• To be done
Single out the lines of the material that contain "JSON" and copy them.

• Task material
..........

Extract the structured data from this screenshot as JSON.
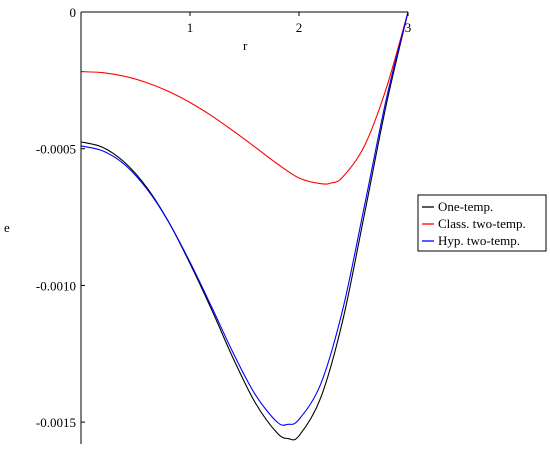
{
  "chart_data": {
    "type": "line",
    "title": "",
    "xlabel": "r",
    "ylabel": "e",
    "xlim": [
      0,
      3
    ],
    "ylim": [
      -0.00158,
      0
    ],
    "xticks": [
      1,
      2,
      3
    ],
    "xtick_labels": [
      "1",
      "2",
      "3"
    ],
    "yticks": [
      0,
      -0.0005,
      -0.001,
      -0.0015
    ],
    "ytick_labels": [
      "0",
      "-0.0005",
      "-0.0010",
      "-0.0015"
    ],
    "grid": false,
    "legend_position": "right",
    "series": [
      {
        "name": "One-temp.",
        "color": "#000000",
        "x": [
          0,
          0.2,
          0.4,
          0.6,
          0.8,
          1.0,
          1.2,
          1.4,
          1.6,
          1.8,
          1.9,
          2.0,
          2.2,
          2.4,
          2.6,
          2.8,
          3.0
        ],
        "y": [
          -0.000475,
          -0.000495,
          -0.00055,
          -0.00064,
          -0.000765,
          -0.00092,
          -0.00109,
          -0.00127,
          -0.00143,
          -0.00154,
          -0.00156,
          -0.00155,
          -0.00141,
          -0.00113,
          -0.00074,
          -0.00034,
          0
        ]
      },
      {
        "name": "Class. two-temp.",
        "color": "#ff0000",
        "x": [
          0,
          0.2,
          0.4,
          0.6,
          0.8,
          1.0,
          1.2,
          1.4,
          1.6,
          1.8,
          2.0,
          2.2,
          2.3,
          2.4,
          2.6,
          2.8,
          3.0
        ],
        "y": [
          -0.000218,
          -0.000222,
          -0.000235,
          -0.000258,
          -0.00029,
          -0.000331,
          -0.00038,
          -0.000436,
          -0.000495,
          -0.000555,
          -0.000607,
          -0.000628,
          -0.000625,
          -0.000604,
          -0.00049,
          -0.00028,
          0
        ]
      },
      {
        "name": "Hyp. two-temp.",
        "color": "#0000ff",
        "x": [
          0,
          0.2,
          0.4,
          0.6,
          0.8,
          1.0,
          1.2,
          1.4,
          1.6,
          1.8,
          1.9,
          2.0,
          2.2,
          2.4,
          2.6,
          2.8,
          3.0
        ],
        "y": [
          -0.00049,
          -0.000508,
          -0.000558,
          -0.000645,
          -0.000765,
          -0.000915,
          -0.00108,
          -0.00125,
          -0.0014,
          -0.0015,
          -0.001508,
          -0.00149,
          -0.00136,
          -0.00109,
          -0.00071,
          -0.00032,
          0
        ]
      }
    ]
  }
}
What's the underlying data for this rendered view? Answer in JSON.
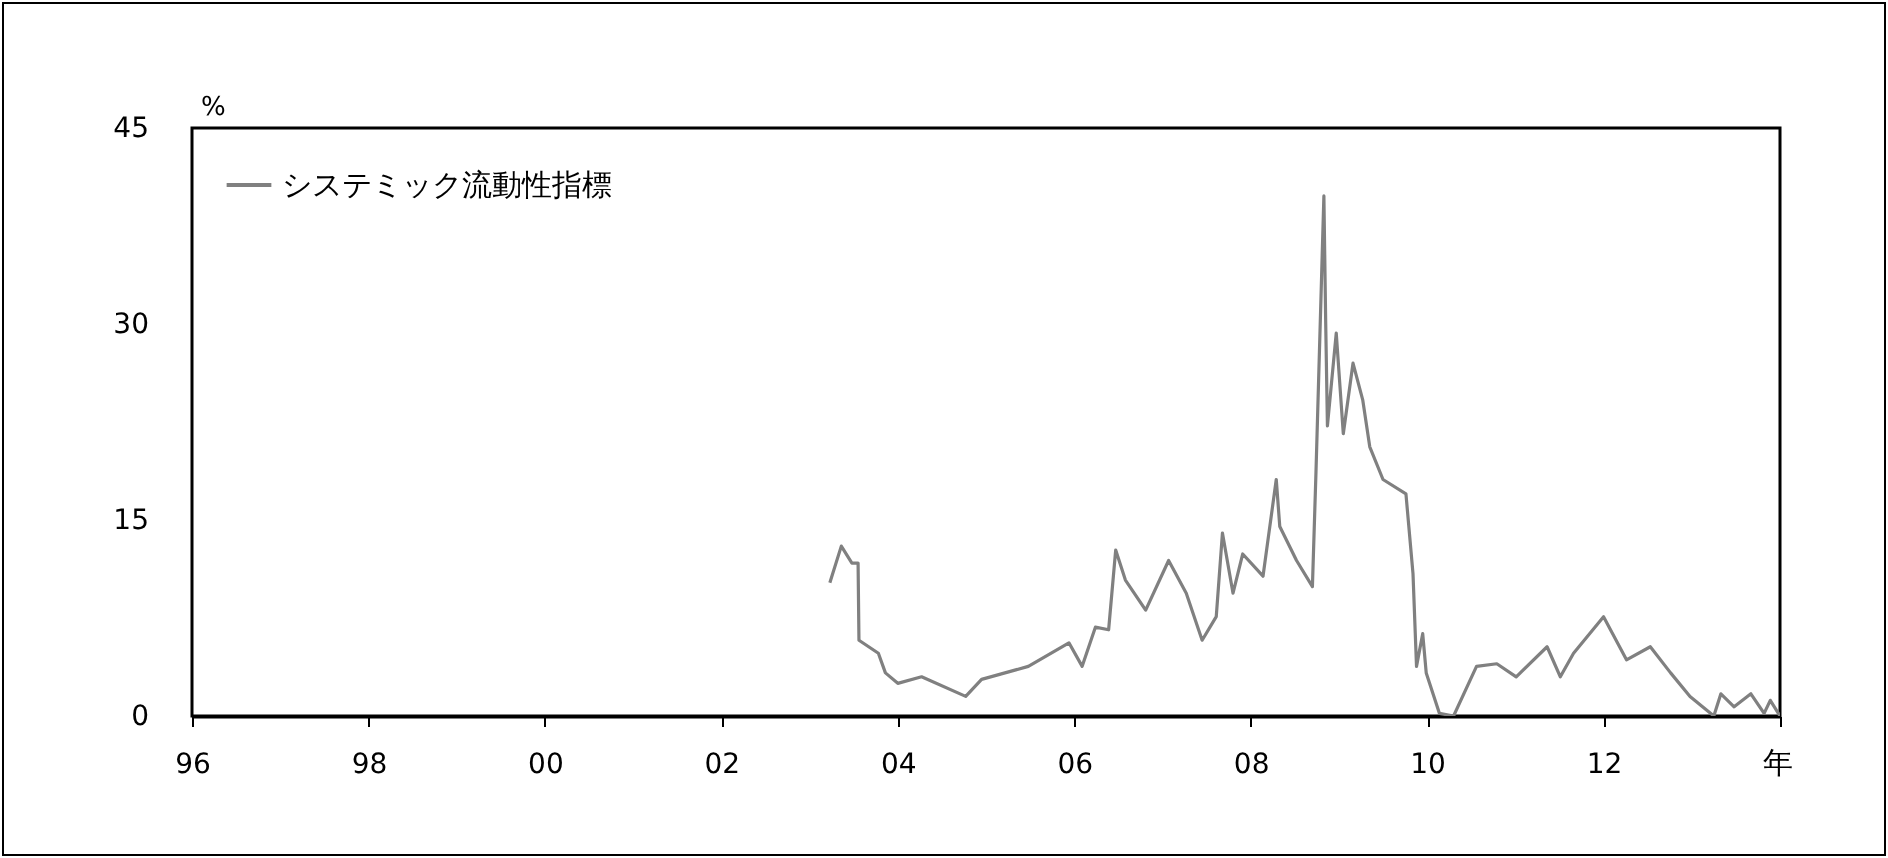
{
  "chart_data": {
    "type": "line",
    "xlabel": "年",
    "ylabel": "%",
    "legend": "top left",
    "grid": false,
    "xlim": [
      1996,
      2014
    ],
    "xticks": [
      {
        "value": 1996,
        "label": "96"
      },
      {
        "value": 1998,
        "label": "98"
      },
      {
        "value": 2000,
        "label": "00"
      },
      {
        "value": 2002,
        "label": "02"
      },
      {
        "value": 2004,
        "label": "04"
      },
      {
        "value": 2006,
        "label": "06"
      },
      {
        "value": 2008,
        "label": "08"
      },
      {
        "value": 2010,
        "label": "10"
      },
      {
        "value": 2012,
        "label": "12"
      },
      {
        "value": 2014,
        "label": null
      }
    ],
    "ylim": [
      0,
      45
    ],
    "yticks": [
      0,
      15,
      30,
      45
    ],
    "x": [
      2003.23,
      2003.36,
      2003.48,
      2003.55,
      2003.56,
      2003.78,
      2003.86,
      2004.0,
      2004.27,
      2004.77,
      2004.95,
      2005.48,
      2005.94,
      2006.09,
      2006.24,
      2006.39,
      2006.47,
      2006.58,
      2006.81,
      2007.07,
      2007.27,
      2007.45,
      2007.61,
      2007.68,
      2007.8,
      2007.91,
      2008.14,
      2008.29,
      2008.33,
      2008.52,
      2008.7,
      2008.74,
      2008.83,
      2008.85,
      2008.87,
      2008.97,
      2009.05,
      2009.16,
      2009.27,
      2009.35,
      2009.5,
      2009.76,
      2009.84,
      2009.88,
      2009.95,
      2009.99,
      2010.14,
      2010.3,
      2010.56,
      2010.79,
      2011.01,
      2011.36,
      2011.51,
      2011.66,
      2012.0,
      2012.26,
      2012.53,
      2012.76,
      2012.98,
      2013.25,
      2013.33,
      2013.48,
      2013.67,
      2013.82,
      2013.89,
      2014.0
    ],
    "series": [
      {
        "name": "システミック流動性指標",
        "color": "#808080",
        "values": [
          10.2,
          13.0,
          11.7,
          11.7,
          5.8,
          4.8,
          3.3,
          2.5,
          3.0,
          1.5,
          2.8,
          3.8,
          5.6,
          3.8,
          6.8,
          6.6,
          12.7,
          10.4,
          8.1,
          11.9,
          9.4,
          5.8,
          7.6,
          14.0,
          9.4,
          12.4,
          10.7,
          18.1,
          14.5,
          11.9,
          9.9,
          18.6,
          39.8,
          30.3,
          22.2,
          29.3,
          21.6,
          27.0,
          24.2,
          20.6,
          18.1,
          17.0,
          10.9,
          3.8,
          6.3,
          3.3,
          0.2,
          0,
          3.8,
          4.0,
          3.0,
          5.3,
          3.0,
          4.8,
          7.6,
          4.3,
          5.3,
          3.3,
          1.5,
          0,
          1.7,
          0.7,
          1.7,
          0.2,
          1.2,
          0
        ]
      }
    ]
  }
}
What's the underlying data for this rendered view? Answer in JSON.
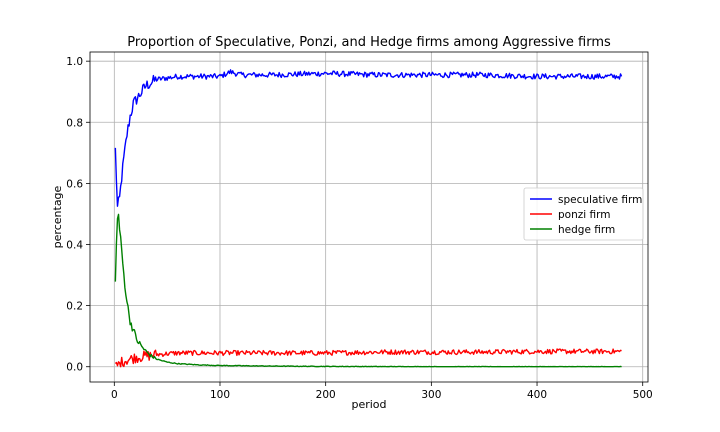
{
  "chart_data": {
    "type": "line",
    "title": "Proportion of Speculative, Ponzi, and Hedge firms among Aggressive firms",
    "xlabel": "period",
    "ylabel": "percentage",
    "xlim": [
      -23,
      505
    ],
    "ylim": [
      -0.05,
      1.03
    ],
    "xticks": [
      0,
      100,
      200,
      300,
      400,
      500
    ],
    "yticks": [
      0.0,
      0.2,
      0.4,
      0.6,
      0.8,
      1.0
    ],
    "grid": true,
    "legend_position": "center-right",
    "series": [
      {
        "name": "speculative firm",
        "color": "#0000ff",
        "x": [
          1,
          3,
          5,
          7,
          9,
          12,
          15,
          18,
          22,
          26,
          30,
          35,
          40,
          50,
          60,
          80,
          100,
          110,
          120,
          150,
          200,
          250,
          300,
          350,
          400,
          450,
          480
        ],
        "y": [
          0.71,
          0.52,
          0.55,
          0.62,
          0.68,
          0.76,
          0.82,
          0.86,
          0.88,
          0.9,
          0.92,
          0.93,
          0.94,
          0.945,
          0.95,
          0.95,
          0.95,
          0.965,
          0.955,
          0.955,
          0.96,
          0.955,
          0.955,
          0.955,
          0.95,
          0.95,
          0.95
        ]
      },
      {
        "name": "ponzi firm",
        "color": "#ff0000",
        "x": [
          1,
          3,
          5,
          7,
          10,
          15,
          20,
          30,
          40,
          60,
          80,
          100,
          150,
          200,
          250,
          300,
          350,
          400,
          450,
          480
        ],
        "y": [
          0.0,
          0.005,
          0.01,
          0.015,
          0.02,
          0.025,
          0.03,
          0.035,
          0.04,
          0.045,
          0.045,
          0.045,
          0.045,
          0.045,
          0.048,
          0.048,
          0.048,
          0.05,
          0.05,
          0.05
        ]
      },
      {
        "name": "hedge firm",
        "color": "#008000",
        "x": [
          1,
          2,
          3,
          4,
          5,
          7,
          9,
          11,
          13,
          15,
          18,
          21,
          25,
          30,
          35,
          40,
          50,
          60,
          80,
          100,
          150,
          200,
          300,
          400,
          480
        ],
        "y": [
          0.29,
          0.4,
          0.48,
          0.5,
          0.45,
          0.38,
          0.3,
          0.24,
          0.19,
          0.15,
          0.12,
          0.09,
          0.07,
          0.05,
          0.035,
          0.025,
          0.015,
          0.01,
          0.006,
          0.004,
          0.002,
          0.001,
          0.0,
          0.0,
          0.0
        ]
      }
    ]
  }
}
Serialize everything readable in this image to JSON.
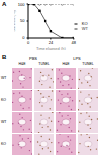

..........

• Answer below
Extract the structured data from this screenshot as JSON.
What's the underlying data for this rendered view? Answer in JSON.
What's the underlying data for this rendered view? Answer in JSON.
Serialize everything readable in this image to JSON.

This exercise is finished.